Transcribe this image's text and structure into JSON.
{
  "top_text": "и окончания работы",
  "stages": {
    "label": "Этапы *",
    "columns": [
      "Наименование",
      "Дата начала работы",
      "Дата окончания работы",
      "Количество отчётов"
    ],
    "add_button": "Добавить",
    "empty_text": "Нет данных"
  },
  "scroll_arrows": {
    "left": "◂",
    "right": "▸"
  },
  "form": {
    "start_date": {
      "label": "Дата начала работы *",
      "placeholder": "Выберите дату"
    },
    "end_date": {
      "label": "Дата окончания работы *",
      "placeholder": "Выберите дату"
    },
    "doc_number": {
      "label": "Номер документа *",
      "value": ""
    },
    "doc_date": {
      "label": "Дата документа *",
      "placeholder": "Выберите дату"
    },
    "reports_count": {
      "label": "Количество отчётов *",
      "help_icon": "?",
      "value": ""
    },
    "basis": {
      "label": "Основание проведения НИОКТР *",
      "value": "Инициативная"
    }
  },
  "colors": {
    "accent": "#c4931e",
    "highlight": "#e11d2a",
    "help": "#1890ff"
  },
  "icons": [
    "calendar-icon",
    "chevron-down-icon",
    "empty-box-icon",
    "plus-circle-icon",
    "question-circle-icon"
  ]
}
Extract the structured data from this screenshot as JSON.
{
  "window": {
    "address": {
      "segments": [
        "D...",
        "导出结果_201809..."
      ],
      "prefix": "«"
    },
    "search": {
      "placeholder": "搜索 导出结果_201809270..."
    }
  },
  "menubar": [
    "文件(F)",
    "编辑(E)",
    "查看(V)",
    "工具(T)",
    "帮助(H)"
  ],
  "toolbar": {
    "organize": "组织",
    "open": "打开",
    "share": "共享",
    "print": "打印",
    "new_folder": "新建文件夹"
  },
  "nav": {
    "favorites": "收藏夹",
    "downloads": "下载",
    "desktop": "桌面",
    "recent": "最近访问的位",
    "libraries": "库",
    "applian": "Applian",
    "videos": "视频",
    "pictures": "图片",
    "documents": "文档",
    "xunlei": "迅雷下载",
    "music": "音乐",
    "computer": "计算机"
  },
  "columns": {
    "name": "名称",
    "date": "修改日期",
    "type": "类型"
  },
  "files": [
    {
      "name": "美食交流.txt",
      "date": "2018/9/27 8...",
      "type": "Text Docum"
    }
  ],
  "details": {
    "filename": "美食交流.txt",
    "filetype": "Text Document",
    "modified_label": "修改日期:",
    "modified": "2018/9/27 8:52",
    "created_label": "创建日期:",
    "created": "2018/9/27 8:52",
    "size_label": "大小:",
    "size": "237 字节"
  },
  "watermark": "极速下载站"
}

• _Written problem_: Say how many lines have the string "начала" in them, offering no words beyond the number.

• _Right answer_: 2